* begin Available data *

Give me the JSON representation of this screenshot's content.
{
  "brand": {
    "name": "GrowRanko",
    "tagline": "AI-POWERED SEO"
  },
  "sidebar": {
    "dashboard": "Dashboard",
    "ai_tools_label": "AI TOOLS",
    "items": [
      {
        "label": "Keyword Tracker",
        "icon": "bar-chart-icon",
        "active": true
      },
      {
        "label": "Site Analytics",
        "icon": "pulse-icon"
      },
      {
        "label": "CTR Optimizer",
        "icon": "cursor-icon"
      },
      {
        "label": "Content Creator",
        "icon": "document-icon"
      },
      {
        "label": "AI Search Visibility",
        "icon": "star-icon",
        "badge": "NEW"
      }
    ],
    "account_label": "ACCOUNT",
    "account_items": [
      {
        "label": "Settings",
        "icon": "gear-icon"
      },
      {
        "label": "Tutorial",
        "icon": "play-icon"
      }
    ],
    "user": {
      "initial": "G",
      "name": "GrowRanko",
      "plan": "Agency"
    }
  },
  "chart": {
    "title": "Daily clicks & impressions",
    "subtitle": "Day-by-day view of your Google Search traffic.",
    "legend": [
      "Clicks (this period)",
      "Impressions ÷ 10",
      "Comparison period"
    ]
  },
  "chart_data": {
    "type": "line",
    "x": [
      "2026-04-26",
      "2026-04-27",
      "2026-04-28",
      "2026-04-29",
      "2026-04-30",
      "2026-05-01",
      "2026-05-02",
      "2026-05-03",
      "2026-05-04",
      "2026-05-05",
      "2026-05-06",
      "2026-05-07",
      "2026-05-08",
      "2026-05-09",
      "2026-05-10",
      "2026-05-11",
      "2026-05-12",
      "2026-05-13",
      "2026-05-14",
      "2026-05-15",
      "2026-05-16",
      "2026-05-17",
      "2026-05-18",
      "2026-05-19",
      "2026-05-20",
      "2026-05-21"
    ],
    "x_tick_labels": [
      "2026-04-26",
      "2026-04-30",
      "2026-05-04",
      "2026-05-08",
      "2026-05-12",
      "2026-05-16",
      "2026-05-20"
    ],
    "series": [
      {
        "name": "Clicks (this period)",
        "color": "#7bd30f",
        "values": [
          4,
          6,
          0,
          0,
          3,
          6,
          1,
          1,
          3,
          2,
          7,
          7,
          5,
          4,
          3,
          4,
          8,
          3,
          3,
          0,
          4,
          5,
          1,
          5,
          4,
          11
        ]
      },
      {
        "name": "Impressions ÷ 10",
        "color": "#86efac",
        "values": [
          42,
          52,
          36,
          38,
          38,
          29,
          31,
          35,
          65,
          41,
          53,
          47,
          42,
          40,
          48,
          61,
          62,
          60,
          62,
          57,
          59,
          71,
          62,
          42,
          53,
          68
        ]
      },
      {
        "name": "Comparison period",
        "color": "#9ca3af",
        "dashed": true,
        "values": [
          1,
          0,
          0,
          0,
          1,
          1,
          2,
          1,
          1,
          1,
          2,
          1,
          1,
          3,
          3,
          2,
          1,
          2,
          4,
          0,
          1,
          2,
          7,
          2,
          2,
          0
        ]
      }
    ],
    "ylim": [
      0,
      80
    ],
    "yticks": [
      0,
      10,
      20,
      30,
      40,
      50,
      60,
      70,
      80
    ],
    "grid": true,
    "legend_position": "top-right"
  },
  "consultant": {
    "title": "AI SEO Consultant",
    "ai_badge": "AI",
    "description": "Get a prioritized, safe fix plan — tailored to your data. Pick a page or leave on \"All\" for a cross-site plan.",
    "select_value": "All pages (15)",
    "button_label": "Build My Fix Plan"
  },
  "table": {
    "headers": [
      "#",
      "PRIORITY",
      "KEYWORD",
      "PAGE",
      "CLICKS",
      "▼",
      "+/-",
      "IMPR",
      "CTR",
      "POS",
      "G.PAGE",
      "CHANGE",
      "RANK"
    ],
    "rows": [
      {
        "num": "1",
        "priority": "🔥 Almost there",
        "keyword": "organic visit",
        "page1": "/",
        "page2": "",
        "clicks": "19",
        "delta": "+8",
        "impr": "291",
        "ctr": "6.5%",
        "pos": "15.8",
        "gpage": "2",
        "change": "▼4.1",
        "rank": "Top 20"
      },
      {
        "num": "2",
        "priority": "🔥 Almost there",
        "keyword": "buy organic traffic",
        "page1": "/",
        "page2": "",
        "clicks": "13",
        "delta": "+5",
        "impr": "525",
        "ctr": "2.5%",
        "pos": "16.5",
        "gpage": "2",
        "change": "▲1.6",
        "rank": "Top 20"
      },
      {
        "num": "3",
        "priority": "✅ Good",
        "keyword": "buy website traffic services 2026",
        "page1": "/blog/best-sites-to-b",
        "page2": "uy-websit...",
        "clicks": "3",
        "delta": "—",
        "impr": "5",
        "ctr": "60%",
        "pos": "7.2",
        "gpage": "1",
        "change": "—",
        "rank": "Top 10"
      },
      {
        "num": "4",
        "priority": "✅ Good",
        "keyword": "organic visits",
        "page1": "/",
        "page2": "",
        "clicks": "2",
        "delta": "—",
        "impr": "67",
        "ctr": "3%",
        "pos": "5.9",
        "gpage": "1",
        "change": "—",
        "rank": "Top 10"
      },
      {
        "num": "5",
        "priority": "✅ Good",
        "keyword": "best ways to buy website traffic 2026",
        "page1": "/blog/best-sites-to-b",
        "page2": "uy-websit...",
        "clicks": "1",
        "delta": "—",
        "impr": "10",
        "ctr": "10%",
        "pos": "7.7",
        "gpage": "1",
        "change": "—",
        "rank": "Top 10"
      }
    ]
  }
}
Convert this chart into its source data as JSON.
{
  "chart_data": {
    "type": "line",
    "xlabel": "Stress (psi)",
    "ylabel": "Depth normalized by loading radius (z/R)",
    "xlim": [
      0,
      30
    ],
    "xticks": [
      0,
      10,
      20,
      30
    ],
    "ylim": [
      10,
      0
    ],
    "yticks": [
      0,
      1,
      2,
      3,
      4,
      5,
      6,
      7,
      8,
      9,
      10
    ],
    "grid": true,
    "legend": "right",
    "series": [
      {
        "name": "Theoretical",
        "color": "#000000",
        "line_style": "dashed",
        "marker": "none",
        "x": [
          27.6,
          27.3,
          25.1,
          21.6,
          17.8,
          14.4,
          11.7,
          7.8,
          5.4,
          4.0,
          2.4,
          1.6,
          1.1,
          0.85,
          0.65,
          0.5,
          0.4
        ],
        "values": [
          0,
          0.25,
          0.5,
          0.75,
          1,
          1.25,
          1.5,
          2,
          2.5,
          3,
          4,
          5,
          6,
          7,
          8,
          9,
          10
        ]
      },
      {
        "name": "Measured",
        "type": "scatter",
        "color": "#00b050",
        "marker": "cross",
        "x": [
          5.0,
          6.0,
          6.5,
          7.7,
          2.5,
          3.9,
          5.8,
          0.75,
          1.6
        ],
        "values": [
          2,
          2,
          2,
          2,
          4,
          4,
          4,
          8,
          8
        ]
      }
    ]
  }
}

* end Available data *

◆ Directions ◆
Take the entries above and transcribe them exactly.

◆ Task output ◆
Give me the JSON representation of this screenshot's content.
{
  "brand": {
    "name": "GrowRanko",
    "tagline": "AI-POWERED SEO"
  },
  "sidebar": {
    "dashboard": "Dashboard",
    "ai_tools_label": "AI TOOLS",
    "items": [
      {
        "label": "Keyword Tracker",
        "icon": "bar-chart-icon",
        "active": true
      },
      {
        "label": "Site Analytics",
        "icon": "pulse-icon"
      },
      {
        "label": "CTR Optimizer",
        "icon": "cursor-icon"
      },
      {
        "label": "Content Creator",
        "icon": "document-icon"
      },
      {
        "label": "AI Search Visibility",
        "icon": "star-icon",
        "badge": "NEW"
      }
    ],
    "account_label": "ACCOUNT",
    "account_items": [
      {
        "label": "Settings",
        "icon": "gear-icon"
      },
      {
        "label": "Tutorial",
        "icon": "play-icon"
      }
    ],
    "user": {
      "initial": "G",
      "name": "GrowRanko",
      "plan": "Agency"
    }
  },
  "chart": {
    "title": "Daily clicks & impressions",
    "subtitle": "Day-by-day view of your Google Search traffic.",
    "legend": [
      "Clicks (this period)",
      "Impressions ÷ 10",
      "Comparison period"
    ]
  },
  "chart_data": {
    "type": "line",
    "x": [
      "2026-04-26",
      "2026-04-27",
      "2026-04-28",
      "2026-04-29",
      "2026-04-30",
      "2026-05-01",
      "2026-05-02",
      "2026-05-03",
      "2026-05-04",
      "2026-05-05",
      "2026-05-06",
      "2026-05-07",
      "2026-05-08",
      "2026-05-09",
      "2026-05-10",
      "2026-05-11",
      "2026-05-12",
      "2026-05-13",
      "2026-05-14",
      "2026-05-15",
      "2026-05-16",
      "2026-05-17",
      "2026-05-18",
      "2026-05-19",
      "2026-05-20",
      "2026-05-21"
    ],
    "x_tick_labels": [
      "2026-04-26",
      "2026-04-30",
      "2026-05-04",
      "2026-05-08",
      "2026-05-12",
      "2026-05-16",
      "2026-05-20"
    ],
    "series": [
      {
        "name": "Clicks (this period)",
        "color": "#7bd30f",
        "values": [
          4,
          6,
          0,
          0,
          3,
          6,
          1,
          1,
          3,
          2,
          7,
          7,
          5,
          4,
          3,
          4,
          8,
          3,
          3,
          0,
          4,
          5,
          1,
          5,
          4,
          11
        ]
      },
      {
        "name": "Impressions ÷ 10",
        "color": "#86efac",
        "values": [
          42,
          52,
          36,
          38,
          38,
          29,
          31,
          35,
          65,
          41,
          53,
          47,
          42,
          40,
          48,
          61,
          62,
          60,
          62,
          57,
          59,
          71,
          62,
          42,
          53,
          68
        ]
      },
      {
        "name": "Comparison period",
        "color": "#9ca3af",
        "dashed": true,
        "values": [
          1,
          0,
          0,
          0,
          1,
          1,
          2,
          1,
          1,
          1,
          2,
          1,
          1,
          3,
          3,
          2,
          1,
          2,
          4,
          0,
          1,
          2,
          7,
          2,
          2,
          0
        ]
      }
    ],
    "ylim": [
      0,
      80
    ],
    "yticks": [
      0,
      10,
      20,
      30,
      40,
      50,
      60,
      70,
      80
    ],
    "grid": true,
    "legend_position": "top-right"
  },
  "consultant": {
    "title": "AI SEO Consultant",
    "ai_badge": "AI",
    "description": "Get a prioritized, safe fix plan — tailored to your data. Pick a page or leave on \"All\" for a cross-site plan.",
    "select_value": "All pages (15)",
    "button_label": "Build My Fix Plan"
  },
  "table": {
    "headers": [
      "#",
      "PRIORITY",
      "KEYWORD",
      "PAGE",
      "CLICKS",
      "▼",
      "+/-",
      "IMPR",
      "CTR",
      "POS",
      "G.PAGE",
      "CHANGE",
      "RANK"
    ],
    "rows": [
      {
        "num": "1",
        "priority": "🔥 Almost there",
        "keyword": "organic visit",
        "page1": "/",
        "page2": "",
        "clicks": "19",
        "delta": "+8",
        "impr": "291",
        "ctr": "6.5%",
        "pos": "15.8",
        "gpage": "2",
        "change": "▼4.1",
        "rank": "Top 20"
      },
      {
        "num": "2",
        "priority": "🔥 Almost there",
        "keyword": "buy organic traffic",
        "page1": "/",
        "page2": "",
        "clicks": "13",
        "delta": "+5",
        "impr": "525",
        "ctr": "2.5%",
        "pos": "16.5",
        "gpage": "2",
        "change": "▲1.6",
        "rank": "Top 20"
      },
      {
        "num": "3",
        "priority": "✅ Good",
        "keyword": "buy website traffic services 2026",
        "page1": "/blog/best-sites-to-b",
        "page2": "uy-websit...",
        "clicks": "3",
        "delta": "—",
        "impr": "5",
        "ctr": "60%",
        "pos": "7.2",
        "gpage": "1",
        "change": "—",
        "rank": "Top 10"
      },
      {
        "num": "4",
        "priority": "✅ Good",
        "keyword": "organic visits",
        "page1": "/",
        "page2": "",
        "clicks": "2",
        "delta": "—",
        "impr": "67",
        "ctr": "3%",
        "pos": "5.9",
        "gpage": "1",
        "change": "—",
        "rank": "Top 10"
      },
      {
        "num": "5",
        "priority": "✅ Good",
        "keyword": "best ways to buy website traffic 2026",
        "page1": "/blog/best-sites-to-b",
        "page2": "uy-websit...",
        "clicks": "1",
        "delta": "—",
        "impr": "10",
        "ctr": "10%",
        "pos": "7.7",
        "gpage": "1",
        "change": "—",
        "rank": "Top 10"
      }
    ]
  }
}
Convert this chart into its source data as JSON.
{
  "chart_data": {
    "type": "line",
    "xlabel": "Stress (psi)",
    "ylabel": "Depth normalized by loading radius (z/R)",
    "xlim": [
      0,
      30
    ],
    "xticks": [
      0,
      10,
      20,
      30
    ],
    "ylim": [
      10,
      0
    ],
    "yticks": [
      0,
      1,
      2,
      3,
      4,
      5,
      6,
      7,
      8,
      9,
      10
    ],
    "grid": true,
    "legend": "right",
    "series": [
      {
        "name": "Theoretical",
        "color": "#000000",
        "line_style": "dashed",
        "marker": "none",
        "x": [
          27.6,
          27.3,
          25.1,
          21.6,
          17.8,
          14.4,
          11.7,
          7.8,
          5.4,
          4.0,
          2.4,
          1.6,
          1.1,
          0.85,
          0.65,
          0.5,
          0.4
        ],
        "values": [
          0,
          0.25,
          0.5,
          0.75,
          1,
          1.25,
          1.5,
          2,
          2.5,
          3,
          4,
          5,
          6,
          7,
          8,
          9,
          10
        ]
      },
      {
        "name": "Measured",
        "type": "scatter",
        "color": "#00b050",
        "marker": "cross",
        "x": [
          5.0,
          6.0,
          6.5,
          7.7,
          2.5,
          3.9,
          5.8,
          0.75,
          1.6
        ],
        "values": [
          2,
          2,
          2,
          2,
          4,
          4,
          4,
          8,
          8
        ]
      }
    ]
  }
}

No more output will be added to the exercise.